→ DIRECTIONS: Look over the lines below. Report each one that includes the string "xlabel".

→ EXTRACTED DATA:
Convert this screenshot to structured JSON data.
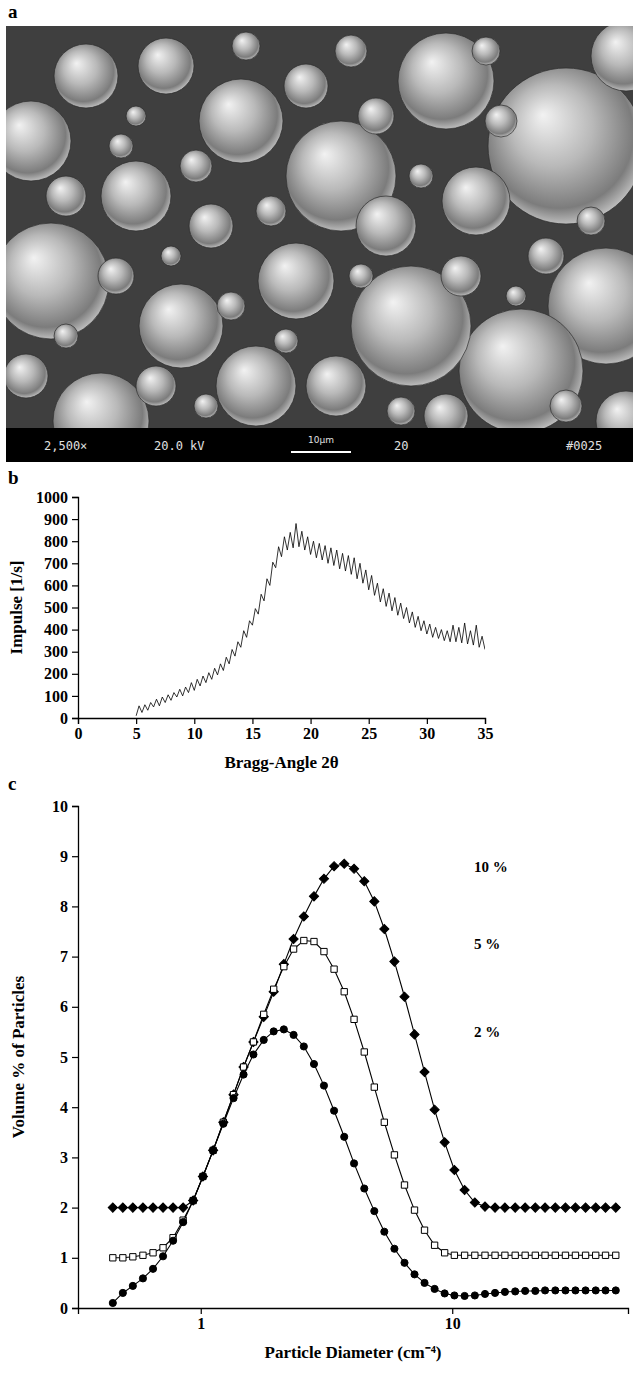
{
  "image": {
    "label": "a",
    "info_bar": [
      "2,500×",
      "20.0 kV",
      "20",
      "#0025"
    ],
    "scale_bar": "10µm"
  },
  "chart_data": [
    {
      "label": "b",
      "type": "line",
      "color": "#000000",
      "xlabel": "Bragg-Angle 2θ",
      "ylabel": "Impulse [1/s]",
      "xlim": [
        0,
        35
      ],
      "ylim": [
        0,
        1000
      ],
      "xticks": [
        0,
        5,
        10,
        15,
        20,
        25,
        30,
        35
      ],
      "yticks": [
        0,
        100,
        200,
        300,
        400,
        500,
        600,
        700,
        800,
        900,
        1000
      ],
      "x": [
        5,
        5.25,
        5.5,
        5.75,
        6,
        6.25,
        6.5,
        6.75,
        7,
        7.25,
        7.5,
        7.75,
        8,
        8.25,
        8.5,
        8.75,
        9,
        9.25,
        9.5,
        9.75,
        10,
        10.25,
        10.5,
        10.75,
        11,
        11.25,
        11.5,
        11.75,
        12,
        12.25,
        12.5,
        12.75,
        13,
        13.25,
        13.5,
        13.75,
        14,
        14.25,
        14.5,
        14.75,
        15,
        15.25,
        15.5,
        15.75,
        16,
        16.25,
        16.5,
        16.75,
        17,
        17.25,
        17.5,
        17.75,
        18,
        18.25,
        18.5,
        18.75,
        19,
        19.25,
        19.5,
        19.75,
        20,
        20.25,
        20.5,
        20.75,
        21,
        21.25,
        21.5,
        21.75,
        22,
        22.25,
        22.5,
        22.75,
        23,
        23.25,
        23.5,
        23.75,
        24,
        24.25,
        24.5,
        24.75,
        25,
        25.25,
        25.5,
        25.75,
        26,
        26.25,
        26.5,
        26.75,
        27,
        27.25,
        27.5,
        27.75,
        28,
        28.25,
        28.5,
        28.75,
        29,
        29.25,
        29.5,
        29.75,
        30,
        30.25,
        30.5,
        30.75,
        31,
        31.25,
        31.5,
        31.75,
        32,
        32.25,
        32.5,
        32.75,
        33,
        33.25,
        33.5,
        33.75,
        34,
        34.25,
        34.5,
        34.75,
        35
      ],
      "values": [
        10,
        55,
        25,
        60,
        35,
        70,
        50,
        85,
        55,
        95,
        70,
        105,
        80,
        115,
        95,
        130,
        100,
        140,
        115,
        160,
        125,
        175,
        145,
        190,
        160,
        205,
        175,
        225,
        195,
        245,
        215,
        275,
        245,
        310,
        280,
        345,
        320,
        395,
        365,
        440,
        420,
        495,
        470,
        560,
        530,
        630,
        600,
        705,
        680,
        775,
        730,
        820,
        760,
        840,
        770,
        880,
        775,
        845,
        760,
        820,
        740,
        800,
        725,
        790,
        715,
        780,
        700,
        770,
        690,
        760,
        675,
        745,
        665,
        735,
        650,
        725,
        630,
        700,
        610,
        670,
        580,
        645,
        555,
        610,
        525,
        585,
        505,
        565,
        485,
        545,
        465,
        520,
        450,
        500,
        430,
        480,
        410,
        460,
        395,
        440,
        380,
        425,
        365,
        410,
        360,
        400,
        350,
        395,
        345,
        420,
        345,
        410,
        340,
        430,
        335,
        395,
        330,
        420,
        320,
        370,
        310
      ]
    },
    {
      "label": "c",
      "type": "line",
      "log": "x",
      "xlabel": "Particle Diameter (cm⁻⁴)",
      "ylabel": "Volume % of Particles",
      "xlim": [
        0.325,
        50
      ],
      "ylim": [
        0,
        10
      ],
      "xticks": [
        1,
        10
      ],
      "yticks": [
        0,
        1,
        2,
        3,
        4,
        5,
        6,
        7,
        8,
        9,
        10
      ],
      "x": [
        0.447,
        0.49,
        0.537,
        0.589,
        0.646,
        0.708,
        0.776,
        0.851,
        0.933,
        1.02,
        1.12,
        1.23,
        1.35,
        1.48,
        1.62,
        1.78,
        1.95,
        2.14,
        2.34,
        2.57,
        2.82,
        3.09,
        3.39,
        3.72,
        4.07,
        4.47,
        4.9,
        5.37,
        5.89,
        6.46,
        7.08,
        7.76,
        8.51,
        9.33,
        10.2,
        11.2,
        12.3,
        13.5,
        14.8,
        16.2,
        17.8,
        19.5,
        21.4,
        23.4,
        25.7,
        28.2,
        30.9,
        33.9,
        37.2,
        40.7,
        44.7
      ],
      "series": [
        {
          "name": "10 %",
          "color": "#000000",
          "marker": "diamond",
          "values": [
            2.0,
            2.0,
            2.0,
            2.0,
            2.0,
            2.0,
            2.0,
            2.0,
            2.14,
            2.62,
            3.14,
            3.7,
            4.25,
            4.8,
            5.3,
            5.8,
            6.3,
            6.85,
            7.35,
            7.8,
            8.2,
            8.55,
            8.8,
            8.85,
            8.75,
            8.5,
            8.1,
            7.55,
            6.9,
            6.2,
            5.45,
            4.7,
            3.95,
            3.3,
            2.75,
            2.35,
            2.1,
            2.02,
            2.0,
            2.0,
            2.0,
            2.0,
            2.0,
            2.0,
            2.0,
            2.0,
            2.0,
            2.0,
            2.0,
            2.0,
            2.0
          ]
        },
        {
          "name": "5 %",
          "color": "#000000",
          "marker": "square-open",
          "values": [
            1.0,
            1.0,
            1.02,
            1.05,
            1.1,
            1.2,
            1.4,
            1.75,
            2.14,
            2.62,
            3.14,
            3.7,
            4.25,
            4.8,
            5.3,
            5.85,
            6.35,
            6.8,
            7.15,
            7.32,
            7.3,
            7.1,
            6.75,
            6.3,
            5.75,
            5.1,
            4.4,
            3.7,
            3.05,
            2.45,
            1.95,
            1.55,
            1.25,
            1.1,
            1.05,
            1.05,
            1.05,
            1.05,
            1.05,
            1.05,
            1.05,
            1.05,
            1.05,
            1.05,
            1.05,
            1.05,
            1.05,
            1.05,
            1.05,
            1.05,
            1.05
          ]
        },
        {
          "name": "2 %",
          "color": "#000000",
          "marker": "circle",
          "values": [
            0.1,
            0.3,
            0.44,
            0.59,
            0.78,
            1.03,
            1.34,
            1.71,
            2.14,
            2.62,
            3.14,
            3.67,
            4.18,
            4.65,
            5.05,
            5.34,
            5.51,
            5.55,
            5.44,
            5.21,
            4.86,
            4.43,
            3.93,
            3.41,
            2.88,
            2.38,
            1.93,
            1.52,
            1.18,
            0.9,
            0.67,
            0.5,
            0.38,
            0.29,
            0.25,
            0.24,
            0.25,
            0.28,
            0.3,
            0.32,
            0.33,
            0.34,
            0.34,
            0.35,
            0.35,
            0.35,
            0.35,
            0.35,
            0.35,
            0.35,
            0.35
          ]
        }
      ]
    }
  ]
}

→ TASK RESULT:
      "xlabel": "Bragg-Angle 2θ",
      "xlabel": "Particle Diameter (cm⁻⁴)",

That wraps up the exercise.